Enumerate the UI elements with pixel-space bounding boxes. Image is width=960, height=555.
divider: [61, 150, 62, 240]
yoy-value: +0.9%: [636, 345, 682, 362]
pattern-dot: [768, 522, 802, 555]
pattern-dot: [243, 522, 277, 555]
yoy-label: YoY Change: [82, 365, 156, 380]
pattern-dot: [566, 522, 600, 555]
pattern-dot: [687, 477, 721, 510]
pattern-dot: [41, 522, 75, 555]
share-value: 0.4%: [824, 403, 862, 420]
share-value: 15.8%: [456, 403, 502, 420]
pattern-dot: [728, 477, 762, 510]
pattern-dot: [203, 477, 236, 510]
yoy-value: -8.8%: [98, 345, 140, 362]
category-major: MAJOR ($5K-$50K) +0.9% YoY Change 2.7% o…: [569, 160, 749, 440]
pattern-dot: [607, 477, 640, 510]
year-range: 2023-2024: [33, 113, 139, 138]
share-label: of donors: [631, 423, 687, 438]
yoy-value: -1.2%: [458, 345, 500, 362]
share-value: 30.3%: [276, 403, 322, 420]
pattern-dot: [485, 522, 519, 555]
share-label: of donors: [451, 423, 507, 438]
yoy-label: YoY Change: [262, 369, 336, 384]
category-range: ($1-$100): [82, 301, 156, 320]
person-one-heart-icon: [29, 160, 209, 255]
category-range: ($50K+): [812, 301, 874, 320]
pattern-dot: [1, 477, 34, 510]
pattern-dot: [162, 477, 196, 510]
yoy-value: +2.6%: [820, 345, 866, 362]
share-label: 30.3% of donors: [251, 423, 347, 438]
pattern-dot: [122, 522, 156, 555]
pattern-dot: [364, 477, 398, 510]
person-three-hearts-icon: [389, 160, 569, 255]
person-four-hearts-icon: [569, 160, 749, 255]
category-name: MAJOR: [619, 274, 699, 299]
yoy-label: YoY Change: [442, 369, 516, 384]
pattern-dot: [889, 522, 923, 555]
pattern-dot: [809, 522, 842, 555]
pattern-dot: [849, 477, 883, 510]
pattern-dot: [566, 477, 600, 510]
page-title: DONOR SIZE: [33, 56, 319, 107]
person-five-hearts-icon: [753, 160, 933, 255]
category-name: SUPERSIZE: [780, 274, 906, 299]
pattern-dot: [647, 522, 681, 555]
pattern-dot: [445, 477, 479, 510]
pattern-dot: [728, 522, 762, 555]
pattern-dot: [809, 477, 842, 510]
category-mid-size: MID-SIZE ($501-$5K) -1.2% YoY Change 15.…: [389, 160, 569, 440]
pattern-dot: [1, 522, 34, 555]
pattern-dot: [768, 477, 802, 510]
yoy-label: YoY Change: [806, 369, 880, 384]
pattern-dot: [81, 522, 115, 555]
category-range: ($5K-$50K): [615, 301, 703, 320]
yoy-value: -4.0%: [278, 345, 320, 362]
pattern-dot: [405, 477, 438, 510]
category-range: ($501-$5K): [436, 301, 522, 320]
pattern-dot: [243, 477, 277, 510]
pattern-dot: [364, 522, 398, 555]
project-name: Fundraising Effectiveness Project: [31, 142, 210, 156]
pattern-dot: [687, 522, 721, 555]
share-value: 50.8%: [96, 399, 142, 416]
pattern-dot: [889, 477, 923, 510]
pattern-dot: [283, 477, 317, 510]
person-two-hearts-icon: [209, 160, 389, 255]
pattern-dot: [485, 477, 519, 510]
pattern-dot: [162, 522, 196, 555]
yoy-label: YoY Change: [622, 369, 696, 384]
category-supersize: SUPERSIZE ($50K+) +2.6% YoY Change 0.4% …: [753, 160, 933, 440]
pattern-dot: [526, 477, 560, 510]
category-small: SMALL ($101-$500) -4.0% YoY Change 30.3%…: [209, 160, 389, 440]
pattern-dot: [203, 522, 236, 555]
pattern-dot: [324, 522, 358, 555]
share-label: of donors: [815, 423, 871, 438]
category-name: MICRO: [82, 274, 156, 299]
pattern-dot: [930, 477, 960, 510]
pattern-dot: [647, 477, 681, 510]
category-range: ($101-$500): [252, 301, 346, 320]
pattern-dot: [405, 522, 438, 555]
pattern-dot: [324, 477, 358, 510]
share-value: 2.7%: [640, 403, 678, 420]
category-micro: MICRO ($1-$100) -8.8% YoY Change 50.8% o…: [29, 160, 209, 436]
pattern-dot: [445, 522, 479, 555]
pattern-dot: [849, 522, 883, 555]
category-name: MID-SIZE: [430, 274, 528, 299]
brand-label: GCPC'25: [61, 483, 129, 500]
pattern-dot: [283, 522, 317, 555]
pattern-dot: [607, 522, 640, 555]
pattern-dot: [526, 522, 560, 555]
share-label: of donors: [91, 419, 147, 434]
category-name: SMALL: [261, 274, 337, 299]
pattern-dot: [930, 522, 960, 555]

▶ Task goal:
Copy out every line of the items above that contains the word "MICRO".

▶ Full response:
category-name: MICRO: [82, 274, 156, 299]
category-micro: MICRO ($1-$100) -8.8% YoY Change 50.8% o…: [29, 160, 209, 436]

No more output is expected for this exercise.